::: Stored data :::

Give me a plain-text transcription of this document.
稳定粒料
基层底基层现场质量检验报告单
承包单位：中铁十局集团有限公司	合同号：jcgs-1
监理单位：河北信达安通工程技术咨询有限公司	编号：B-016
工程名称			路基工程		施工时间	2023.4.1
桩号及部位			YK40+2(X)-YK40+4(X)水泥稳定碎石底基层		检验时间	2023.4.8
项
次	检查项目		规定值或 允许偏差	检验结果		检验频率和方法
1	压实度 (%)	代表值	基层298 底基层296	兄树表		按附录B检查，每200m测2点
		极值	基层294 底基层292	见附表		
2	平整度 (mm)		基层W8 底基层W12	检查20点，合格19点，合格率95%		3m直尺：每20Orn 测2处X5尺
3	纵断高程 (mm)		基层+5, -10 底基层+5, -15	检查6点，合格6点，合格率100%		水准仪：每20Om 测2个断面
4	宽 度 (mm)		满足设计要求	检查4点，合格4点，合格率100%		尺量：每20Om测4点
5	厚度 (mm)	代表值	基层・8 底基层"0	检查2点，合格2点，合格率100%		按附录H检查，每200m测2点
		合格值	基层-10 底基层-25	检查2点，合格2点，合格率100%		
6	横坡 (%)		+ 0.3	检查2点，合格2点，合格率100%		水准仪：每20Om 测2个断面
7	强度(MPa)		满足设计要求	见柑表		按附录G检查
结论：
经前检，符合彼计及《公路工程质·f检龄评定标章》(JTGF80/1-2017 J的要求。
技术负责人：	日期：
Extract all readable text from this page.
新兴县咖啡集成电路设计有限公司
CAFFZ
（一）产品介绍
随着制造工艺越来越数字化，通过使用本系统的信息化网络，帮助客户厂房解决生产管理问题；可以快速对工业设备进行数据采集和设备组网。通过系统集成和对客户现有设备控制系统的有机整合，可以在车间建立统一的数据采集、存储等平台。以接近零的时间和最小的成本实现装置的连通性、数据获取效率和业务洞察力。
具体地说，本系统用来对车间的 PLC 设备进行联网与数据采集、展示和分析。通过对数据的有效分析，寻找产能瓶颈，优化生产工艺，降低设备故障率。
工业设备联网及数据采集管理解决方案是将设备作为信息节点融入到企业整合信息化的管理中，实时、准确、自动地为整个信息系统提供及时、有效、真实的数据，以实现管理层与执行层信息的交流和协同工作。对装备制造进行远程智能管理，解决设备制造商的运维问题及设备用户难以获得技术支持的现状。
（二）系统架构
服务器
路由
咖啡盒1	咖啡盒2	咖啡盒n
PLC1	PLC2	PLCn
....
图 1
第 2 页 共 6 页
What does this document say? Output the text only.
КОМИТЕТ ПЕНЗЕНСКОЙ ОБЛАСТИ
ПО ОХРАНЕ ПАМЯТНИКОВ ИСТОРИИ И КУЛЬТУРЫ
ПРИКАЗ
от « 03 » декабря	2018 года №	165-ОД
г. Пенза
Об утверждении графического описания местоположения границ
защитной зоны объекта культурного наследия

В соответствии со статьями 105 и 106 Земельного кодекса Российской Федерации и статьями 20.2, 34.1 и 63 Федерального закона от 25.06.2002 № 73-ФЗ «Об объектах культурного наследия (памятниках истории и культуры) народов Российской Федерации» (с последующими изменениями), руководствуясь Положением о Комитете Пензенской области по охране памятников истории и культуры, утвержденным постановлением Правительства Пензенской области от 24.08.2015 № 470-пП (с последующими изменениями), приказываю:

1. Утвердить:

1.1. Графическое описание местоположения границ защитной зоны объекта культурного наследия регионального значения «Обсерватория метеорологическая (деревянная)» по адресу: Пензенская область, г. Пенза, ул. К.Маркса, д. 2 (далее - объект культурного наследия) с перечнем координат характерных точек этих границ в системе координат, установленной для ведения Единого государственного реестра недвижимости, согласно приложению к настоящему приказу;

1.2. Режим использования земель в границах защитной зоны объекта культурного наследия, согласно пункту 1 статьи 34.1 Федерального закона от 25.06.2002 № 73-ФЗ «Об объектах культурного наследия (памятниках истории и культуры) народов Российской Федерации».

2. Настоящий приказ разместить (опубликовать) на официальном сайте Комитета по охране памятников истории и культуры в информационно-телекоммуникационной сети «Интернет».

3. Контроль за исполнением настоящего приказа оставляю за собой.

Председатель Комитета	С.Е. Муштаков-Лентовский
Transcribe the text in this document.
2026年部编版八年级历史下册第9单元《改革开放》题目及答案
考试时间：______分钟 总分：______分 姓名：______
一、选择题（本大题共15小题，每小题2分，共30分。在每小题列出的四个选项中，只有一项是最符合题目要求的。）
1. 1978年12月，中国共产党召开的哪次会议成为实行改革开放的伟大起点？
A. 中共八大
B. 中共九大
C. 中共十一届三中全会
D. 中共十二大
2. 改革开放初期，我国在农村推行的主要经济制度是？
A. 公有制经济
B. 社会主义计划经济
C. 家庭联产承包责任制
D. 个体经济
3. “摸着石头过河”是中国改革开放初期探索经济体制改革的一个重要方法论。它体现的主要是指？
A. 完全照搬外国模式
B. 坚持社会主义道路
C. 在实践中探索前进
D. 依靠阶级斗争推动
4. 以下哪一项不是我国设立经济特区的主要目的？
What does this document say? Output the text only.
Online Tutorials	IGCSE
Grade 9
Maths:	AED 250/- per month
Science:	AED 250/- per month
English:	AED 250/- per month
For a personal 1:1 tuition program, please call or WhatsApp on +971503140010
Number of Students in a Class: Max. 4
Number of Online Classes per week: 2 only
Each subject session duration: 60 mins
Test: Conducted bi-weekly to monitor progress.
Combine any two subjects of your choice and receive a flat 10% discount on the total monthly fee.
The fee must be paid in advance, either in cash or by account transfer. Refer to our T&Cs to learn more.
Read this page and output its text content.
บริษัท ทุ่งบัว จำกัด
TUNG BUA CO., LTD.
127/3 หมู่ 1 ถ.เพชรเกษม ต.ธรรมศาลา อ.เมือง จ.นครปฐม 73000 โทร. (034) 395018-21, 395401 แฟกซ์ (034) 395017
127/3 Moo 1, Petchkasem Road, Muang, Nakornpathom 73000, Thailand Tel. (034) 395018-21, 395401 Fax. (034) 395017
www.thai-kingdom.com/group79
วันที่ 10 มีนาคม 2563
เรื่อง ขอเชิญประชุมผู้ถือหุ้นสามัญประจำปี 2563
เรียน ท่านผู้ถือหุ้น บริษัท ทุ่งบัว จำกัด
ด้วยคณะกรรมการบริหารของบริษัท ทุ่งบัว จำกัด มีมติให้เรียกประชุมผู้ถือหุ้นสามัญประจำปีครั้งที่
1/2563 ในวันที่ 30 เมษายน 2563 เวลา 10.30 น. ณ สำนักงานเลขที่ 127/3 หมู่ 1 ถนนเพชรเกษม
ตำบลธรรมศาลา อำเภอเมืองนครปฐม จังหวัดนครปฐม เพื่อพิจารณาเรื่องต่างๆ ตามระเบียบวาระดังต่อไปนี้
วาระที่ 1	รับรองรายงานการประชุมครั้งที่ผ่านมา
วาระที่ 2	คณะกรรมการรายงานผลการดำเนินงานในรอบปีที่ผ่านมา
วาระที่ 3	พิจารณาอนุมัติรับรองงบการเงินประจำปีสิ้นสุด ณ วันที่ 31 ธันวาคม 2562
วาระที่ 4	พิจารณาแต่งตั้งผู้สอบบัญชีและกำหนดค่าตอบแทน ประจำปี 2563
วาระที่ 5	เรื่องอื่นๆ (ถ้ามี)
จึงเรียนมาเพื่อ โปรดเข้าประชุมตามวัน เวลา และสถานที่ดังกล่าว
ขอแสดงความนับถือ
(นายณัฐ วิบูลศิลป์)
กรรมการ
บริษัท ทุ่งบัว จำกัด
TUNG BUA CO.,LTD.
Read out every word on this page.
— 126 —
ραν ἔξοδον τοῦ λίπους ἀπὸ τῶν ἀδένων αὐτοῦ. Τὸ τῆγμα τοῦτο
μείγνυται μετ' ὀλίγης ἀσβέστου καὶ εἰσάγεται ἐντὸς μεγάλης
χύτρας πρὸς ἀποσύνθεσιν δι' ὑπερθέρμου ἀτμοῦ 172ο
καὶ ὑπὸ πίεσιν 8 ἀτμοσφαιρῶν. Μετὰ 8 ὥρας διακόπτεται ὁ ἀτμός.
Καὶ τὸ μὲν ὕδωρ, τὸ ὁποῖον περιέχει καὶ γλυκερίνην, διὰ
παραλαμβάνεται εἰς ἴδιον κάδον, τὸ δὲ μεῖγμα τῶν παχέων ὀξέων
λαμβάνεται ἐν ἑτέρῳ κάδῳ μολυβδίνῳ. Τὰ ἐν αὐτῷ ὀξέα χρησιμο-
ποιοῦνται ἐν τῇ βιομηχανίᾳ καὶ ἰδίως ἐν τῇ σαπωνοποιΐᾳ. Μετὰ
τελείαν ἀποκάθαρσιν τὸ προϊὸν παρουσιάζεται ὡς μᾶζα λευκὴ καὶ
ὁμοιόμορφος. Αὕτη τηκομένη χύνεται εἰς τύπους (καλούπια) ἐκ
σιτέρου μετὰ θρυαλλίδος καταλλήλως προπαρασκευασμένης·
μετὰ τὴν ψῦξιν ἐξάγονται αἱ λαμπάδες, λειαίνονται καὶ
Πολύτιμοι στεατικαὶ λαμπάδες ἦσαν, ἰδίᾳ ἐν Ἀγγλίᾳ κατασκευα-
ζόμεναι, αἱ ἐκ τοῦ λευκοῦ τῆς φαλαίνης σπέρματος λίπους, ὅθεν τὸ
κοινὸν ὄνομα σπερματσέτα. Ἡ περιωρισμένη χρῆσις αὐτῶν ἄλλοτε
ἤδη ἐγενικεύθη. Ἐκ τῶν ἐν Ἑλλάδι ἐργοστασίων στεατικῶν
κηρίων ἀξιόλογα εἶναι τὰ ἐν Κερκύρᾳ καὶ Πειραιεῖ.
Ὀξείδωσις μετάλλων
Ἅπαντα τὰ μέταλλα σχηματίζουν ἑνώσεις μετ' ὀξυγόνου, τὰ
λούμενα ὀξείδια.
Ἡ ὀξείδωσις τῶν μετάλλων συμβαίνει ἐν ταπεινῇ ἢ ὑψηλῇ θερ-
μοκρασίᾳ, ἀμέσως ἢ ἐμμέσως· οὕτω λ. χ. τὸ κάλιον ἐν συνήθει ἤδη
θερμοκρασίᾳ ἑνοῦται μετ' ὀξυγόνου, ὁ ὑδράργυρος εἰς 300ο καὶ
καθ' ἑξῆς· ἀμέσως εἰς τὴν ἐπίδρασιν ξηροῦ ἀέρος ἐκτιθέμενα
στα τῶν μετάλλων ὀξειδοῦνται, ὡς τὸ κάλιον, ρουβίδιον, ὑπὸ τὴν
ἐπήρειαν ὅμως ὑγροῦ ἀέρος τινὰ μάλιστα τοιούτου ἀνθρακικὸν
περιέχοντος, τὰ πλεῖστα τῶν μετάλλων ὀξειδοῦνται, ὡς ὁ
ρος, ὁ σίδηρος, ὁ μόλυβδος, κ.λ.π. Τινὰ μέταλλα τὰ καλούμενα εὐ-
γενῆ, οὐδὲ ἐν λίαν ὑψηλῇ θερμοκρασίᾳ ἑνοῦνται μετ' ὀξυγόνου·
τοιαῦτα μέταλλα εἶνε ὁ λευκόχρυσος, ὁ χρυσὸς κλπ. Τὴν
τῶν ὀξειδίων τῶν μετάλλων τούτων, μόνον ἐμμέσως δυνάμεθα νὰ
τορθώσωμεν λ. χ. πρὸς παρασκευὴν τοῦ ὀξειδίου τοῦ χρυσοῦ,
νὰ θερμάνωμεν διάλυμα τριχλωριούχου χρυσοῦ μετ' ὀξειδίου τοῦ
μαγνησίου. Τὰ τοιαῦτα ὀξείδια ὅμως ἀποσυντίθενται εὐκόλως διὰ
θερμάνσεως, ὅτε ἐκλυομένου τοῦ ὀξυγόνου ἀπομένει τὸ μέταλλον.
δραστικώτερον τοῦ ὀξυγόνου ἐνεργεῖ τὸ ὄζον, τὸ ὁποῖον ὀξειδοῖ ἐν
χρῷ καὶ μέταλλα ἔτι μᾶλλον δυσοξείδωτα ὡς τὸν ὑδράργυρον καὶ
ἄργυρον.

:::

* Directions *
Using the data above, say how many lines include "χρυσοῦ". No other reply is needed.

* Worked solution *
2